## Required work:
Tally up the lines below containing the string "beweist", then write the number alone.

Entries from a page text collection
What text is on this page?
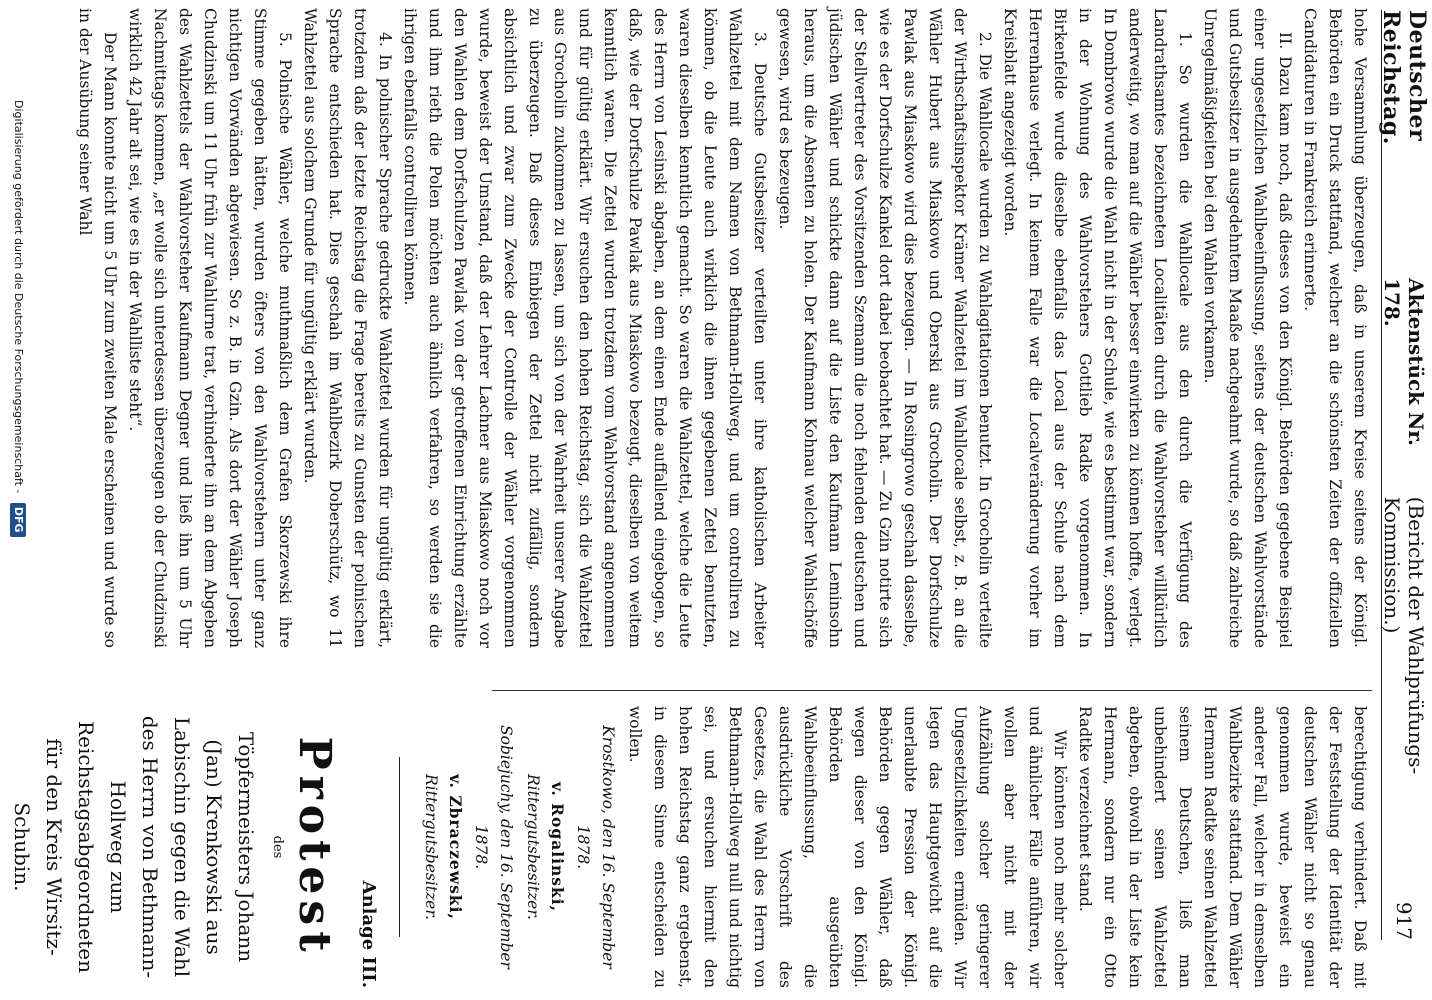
Deutscher Reichstag.
Aktenstück Nr. 178.
(Bericht der Wahlprüfungs-Kommission.)
917

hohe Versammlung überzeugen, daß in unserem Kreise seitens der Königl. Behörden ein Druck stattfand, welcher an die schönsten Zeiten der offiziellen Candidaturen in Frankreich erinnerte.

II. Dazu kam noch, daß dieses von den Königl. Behörden gegebene Beispiel einer ungesetzlichen Wahlbeeinflussung, seitens der deutschen Wahlvorstände und Gutsbesitzer in ausgedehntem Maaße nachgeahmt wurde, so daß zahlreiche Unregelmäßigkeiten bei den Wahlen vorkamen.

1. So wurden die Wahllocale aus den durch die Verfügung des Landrathsamtes bezeichneten Localitäten durch die Wahlvorsteher willkürlich anderweitig, wo man auf die Wähler besser einwirken zu können hoffte, verlegt. In Dombrowo wurde die Wahl nicht in der Schule, wie es bestimmt war, sondern in der Wohnung des Wahlvorstehers Gottlieb Radke vorgenommen. In Birkenfelde wurde dieselbe ebenfalls das Local aus der Schule nach dem Herrenhause verlegt. In keinem Falle war die Localveränderung vorher im Kreisblatt angezeigt worden.

2. Die Wahllocale wurden zu Wahlagitationen benutzt. In Grocholin verteilte der Wirthschaftsinspektor Krämer Wahlzettel im Wahllocale selbst, z. B. an die Wähler Hubert aus Miaskowo und Oberski aus Grocholin. Der Dorfschulze Pawlak aus Miaskowo wird dies bezeugen. — In Rosingrowo geschah dasselbe, wie es der Dorfschulze Kankel dort dabei beobachtet hat. — Zu Gzin notirte sich der Stellvertreter des Vorsitzenden Szemann die noch fehlenden deutschen und jüdischen Wähler und schickte dann auf die Liste den Kaufmann Leminsohn heraus, um die Absenten zu holen. Der Kaufmann Kohnau welcher Wahlschöffe gewesen, wird es bezeugen.

3. Deutsche Gutsbesitzer verteilten unter ihre katholischen Arbeiter Wahlzettel mit dem Namen von Bethmann-Hollweg, und um controlliren zu können, ob die Leute auch wirklich die ihnen gegebenen Zettel benutzten, waren dieselben kenntlich gemacht. So waren die Wahlzettel, welche die Leute des Herrn von Lesinski abgaben, an dem einen Ende auffallend eingebogen, so daß, wie der Dorfschulze Pawlak aus Miaskowo bezeugt, dieselben von weitem kenntlich waren. Die Zettel wurden trotzdem vom Wahlvorstand angenommen und für gültig erklärt. Wir ersuchen den hohen Reichstag, sich die Wahlzettel aus Grocholin zukommen zu lassen, um sich von der Wahrheit unserer Angabe zu überzeugen. Daß dieses Einbiegen der Zettel nicht zufällig, sondern absichtlich und zwar zum Zwecke der Controlle der Wähler vorgenommen wurde, beweist der Umstand, daß der Lehrer Lachner aus Miaskowo noch vor den Wahlen dem Dorfschulzen Pawlak von der getroffenen Einrichtung erzählte und ihm rieth die Polen möchten auch ähnlich verfahren, so werden sie die ihrigen ebenfalls controlliren können.

4. In polnischer Sprache gedruckte Wahlzettel wurden für ungültig erklärt, trotzdem daß der letzte Reichstag die Frage bereits zu Gunsten der polnischen Sprache entschieden hat. Dies geschah im Wahlbezirk Doberschütz, wo 11 Wahlzettel aus solchem Grunde für ungültig erklärt wurden.

5. Polnische Wähler, welche muthmaßlich dem Grafen Skorzewski ihre Stimme gegeben hätten, wurden öfters von den Wahlvorstehern unter ganz nichtigen Vorwänden abgewiesen. So z. B. in Gzin. Als dort der Wähler Joseph Chudzinski um 11 Uhr früh zur Wahlurne trat, verhinderte ihn an dem Abgeben des Wahlzettels der Wahlvorsteher Kaufmann Degner und ließ ihn um 5 Uhr Nachmittags kommen, „er wolle sich unterdessen überzeugen ob der Chudzinski wirklich 42 Jahr alt sei, wie es in der Wahlliste steht“.

Der Mann konnte nicht um 5 Uhr zum zweiten Male erscheinen und wurde so in der Ausübung seiner Wahl

berechtigung verhindert. Daß mit der Feststellung der Identität der deutschen Wähler nicht so genau genommen wurde, beweist ein anderer Fall, welcher in demselben Wahlbezirke stattfand. Dem Wähler Hermann Radtke seinen Wahlzettel seinem Deutschen, ließ man unbehindert seinen Wahlzettel abgeben, obwohl in der Liste kein Hermann, sondern nur ein Otto Radtke verzeichnet stand.

Wir könnten noch mehr solcher und ähnlicher Fälle anführen, wir wollen aber nicht mit der Aufzählung solcher geringerer Ungesetzlichkeiten ermüden. Wir legen das Hauptgewicht auf die unerlaubte Pression der Königl. Behörden gegen Wähler, daß wegen dieser von den Königl. Behörden ausgeübten Wahlbeeinflussung, die ausdrückliche Vorschrift des Gesetzes, die Wahl des Herrn von Bethmann-Hollweg null und nichtig sei, und ersuchen hiermit den hohen Reichstag ganz ergebenst, in diesem Sinne entscheiden zu wollen.

Krostkowo, den 16. September 1878.
v. Rogalinski,
Rittergutsbesitzer.
Sobiejuchy, den 16. September 1878.
v. Zbraczewski,
Rittergutsbesitzer.
Anlage III.
Protest
des
Töpfermeisters Johann (Jan) Krenkowski aus Labischin gegen die Wahl des Herrn von Bethmann-Hollweg zum Reichstagsabgeordneten für den Kreis Wirsitz-Schubin.

Digitalisierung gefördert durch die Deutsche Forschungsgemeinschaft - DFG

## Answer to the exercise:
2